TASK DETAILS:
Print out each entry below exactly, please.

Data entries for graphics
:::

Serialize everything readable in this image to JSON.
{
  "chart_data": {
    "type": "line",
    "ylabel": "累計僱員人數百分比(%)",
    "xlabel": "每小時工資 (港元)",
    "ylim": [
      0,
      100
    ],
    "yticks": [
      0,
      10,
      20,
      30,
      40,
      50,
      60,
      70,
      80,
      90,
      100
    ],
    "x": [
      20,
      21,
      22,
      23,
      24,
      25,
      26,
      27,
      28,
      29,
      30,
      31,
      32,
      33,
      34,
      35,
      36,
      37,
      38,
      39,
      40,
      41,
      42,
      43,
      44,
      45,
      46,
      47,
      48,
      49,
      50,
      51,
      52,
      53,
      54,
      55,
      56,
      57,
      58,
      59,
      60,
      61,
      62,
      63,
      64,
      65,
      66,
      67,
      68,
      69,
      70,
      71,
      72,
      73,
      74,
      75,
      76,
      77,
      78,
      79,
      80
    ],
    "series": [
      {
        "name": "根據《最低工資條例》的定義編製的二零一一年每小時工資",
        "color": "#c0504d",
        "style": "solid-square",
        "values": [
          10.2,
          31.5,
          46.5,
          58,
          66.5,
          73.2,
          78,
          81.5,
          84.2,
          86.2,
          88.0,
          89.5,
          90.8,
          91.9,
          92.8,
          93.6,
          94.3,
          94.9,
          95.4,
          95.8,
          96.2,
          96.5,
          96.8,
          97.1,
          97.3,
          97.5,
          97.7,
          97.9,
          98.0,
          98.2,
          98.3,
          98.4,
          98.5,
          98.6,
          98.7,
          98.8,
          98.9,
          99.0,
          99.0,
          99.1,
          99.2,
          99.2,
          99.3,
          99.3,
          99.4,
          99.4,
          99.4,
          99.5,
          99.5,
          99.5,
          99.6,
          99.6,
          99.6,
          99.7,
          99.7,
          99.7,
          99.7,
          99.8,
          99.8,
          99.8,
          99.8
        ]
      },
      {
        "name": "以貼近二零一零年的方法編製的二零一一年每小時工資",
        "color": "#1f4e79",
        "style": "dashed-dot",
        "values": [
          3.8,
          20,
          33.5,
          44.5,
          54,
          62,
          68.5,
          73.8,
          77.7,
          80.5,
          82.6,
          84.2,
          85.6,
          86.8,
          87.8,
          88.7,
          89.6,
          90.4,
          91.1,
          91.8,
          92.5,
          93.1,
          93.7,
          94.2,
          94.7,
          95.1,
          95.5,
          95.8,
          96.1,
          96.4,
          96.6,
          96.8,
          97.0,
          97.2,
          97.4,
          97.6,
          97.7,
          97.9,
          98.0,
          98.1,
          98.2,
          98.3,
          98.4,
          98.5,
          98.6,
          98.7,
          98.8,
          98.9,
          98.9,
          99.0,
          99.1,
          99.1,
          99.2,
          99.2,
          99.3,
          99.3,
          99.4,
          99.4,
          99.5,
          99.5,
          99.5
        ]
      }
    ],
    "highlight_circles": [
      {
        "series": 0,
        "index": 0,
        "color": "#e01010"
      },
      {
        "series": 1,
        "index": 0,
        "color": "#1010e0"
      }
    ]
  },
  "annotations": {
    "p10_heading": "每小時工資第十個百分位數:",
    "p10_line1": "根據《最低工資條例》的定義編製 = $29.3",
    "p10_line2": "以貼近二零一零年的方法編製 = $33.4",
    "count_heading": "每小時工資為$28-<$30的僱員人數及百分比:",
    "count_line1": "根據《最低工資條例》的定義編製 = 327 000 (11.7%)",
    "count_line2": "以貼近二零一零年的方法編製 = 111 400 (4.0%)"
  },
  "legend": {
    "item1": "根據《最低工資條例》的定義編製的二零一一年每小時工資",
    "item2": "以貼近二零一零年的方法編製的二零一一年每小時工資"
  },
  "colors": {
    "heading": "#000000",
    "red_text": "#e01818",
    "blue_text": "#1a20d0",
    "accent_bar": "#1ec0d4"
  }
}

:::

EXERCISE RESPONSE:
Serialize everything readable in this image to JSON.
{
  "chart_data": {
    "type": "line",
    "ylabel": "累計僱員人數百分比(%)",
    "xlabel": "每小時工資 (港元)",
    "ylim": [
      0,
      100
    ],
    "yticks": [
      0,
      10,
      20,
      30,
      40,
      50,
      60,
      70,
      80,
      90,
      100
    ],
    "x": [
      20,
      21,
      22,
      23,
      24,
      25,
      26,
      27,
      28,
      29,
      30,
      31,
      32,
      33,
      34,
      35,
      36,
      37,
      38,
      39,
      40,
      41,
      42,
      43,
      44,
      45,
      46,
      47,
      48,
      49,
      50,
      51,
      52,
      53,
      54,
      55,
      56,
      57,
      58,
      59,
      60,
      61,
      62,
      63,
      64,
      65,
      66,
      67,
      68,
      69,
      70,
      71,
      72,
      73,
      74,
      75,
      76,
      77,
      78,
      79,
      80
    ],
    "series": [
      {
        "name": "根據《最低工資條例》的定義編製的二零一一年每小時工資",
        "color": "#c0504d",
        "style": "solid-square",
        "values": [
          10.2,
          31.5,
          46.5,
          58,
          66.5,
          73.2,
          78,
          81.5,
          84.2,
          86.2,
          88.0,
          89.5,
          90.8,
          91.9,
          92.8,
          93.6,
          94.3,
          94.9,
          95.4,
          95.8,
          96.2,
          96.5,
          96.8,
          97.1,
          97.3,
          97.5,
          97.7,
          97.9,
          98.0,
          98.2,
          98.3,
          98.4,
          98.5,
          98.6,
          98.7,
          98.8,
          98.9,
          99.0,
          99.0,
          99.1,
          99.2,
          99.2,
          99.3,
          99.3,
          99.4,
          99.4,
          99.4,
          99.5,
          99.5,
          99.5,
          99.6,
          99.6,
          99.6,
          99.7,
          99.7,
          99.7,
          99.7,
          99.8,
          99.8,
          99.8,
          99.8
        ]
      },
      {
        "name": "以貼近二零一零年的方法編製的二零一一年每小時工資",
        "color": "#1f4e79",
        "style": "dashed-dot",
        "values": [
          3.8,
          20,
          33.5,
          44.5,
          54,
          62,
          68.5,
          73.8,
          77.7,
          80.5,
          82.6,
          84.2,
          85.6,
          86.8,
          87.8,
          88.7,
          89.6,
          90.4,
          91.1,
          91.8,
          92.5,
          93.1,
          93.7,
          94.2,
          94.7,
          95.1,
          95.5,
          95.8,
          96.1,
          96.4,
          96.6,
          96.8,
          97.0,
          97.2,
          97.4,
          97.6,
          97.7,
          97.9,
          98.0,
          98.1,
          98.2,
          98.3,
          98.4,
          98.5,
          98.6,
          98.7,
          98.8,
          98.9,
          98.9,
          99.0,
          99.1,
          99.1,
          99.2,
          99.2,
          99.3,
          99.3,
          99.4,
          99.4,
          99.5,
          99.5,
          99.5
        ]
      }
    ],
    "highlight_circles": [
      {
        "series": 0,
        "index": 0,
        "color": "#e01010"
      },
      {
        "series": 1,
        "index": 0,
        "color": "#1010e0"
      }
    ]
  },
  "annotations": {
    "p10_heading": "每小時工資第十個百分位數:",
    "p10_line1": "根據《最低工資條例》的定義編製 = $29.3",
    "p10_line2": "以貼近二零一零年的方法編製 = $33.4",
    "count_heading": "每小時工資為$28-<$30的僱員人數及百分比:",
    "count_line1": "根據《最低工資條例》的定義編製 = 327 000 (11.7%)",
    "count_line2": "以貼近二零一零年的方法編製 = 111 400 (4.0%)"
  },
  "legend": {
    "item1": "根據《最低工資條例》的定義編製的二零一一年每小時工資",
    "item2": "以貼近二零一零年的方法編製的二零一一年每小時工資"
  },
  "colors": {
    "heading": "#000000",
    "red_text": "#e01818",
    "blue_text": "#1a20d0",
    "accent_bar": "#1ec0d4"
  }
}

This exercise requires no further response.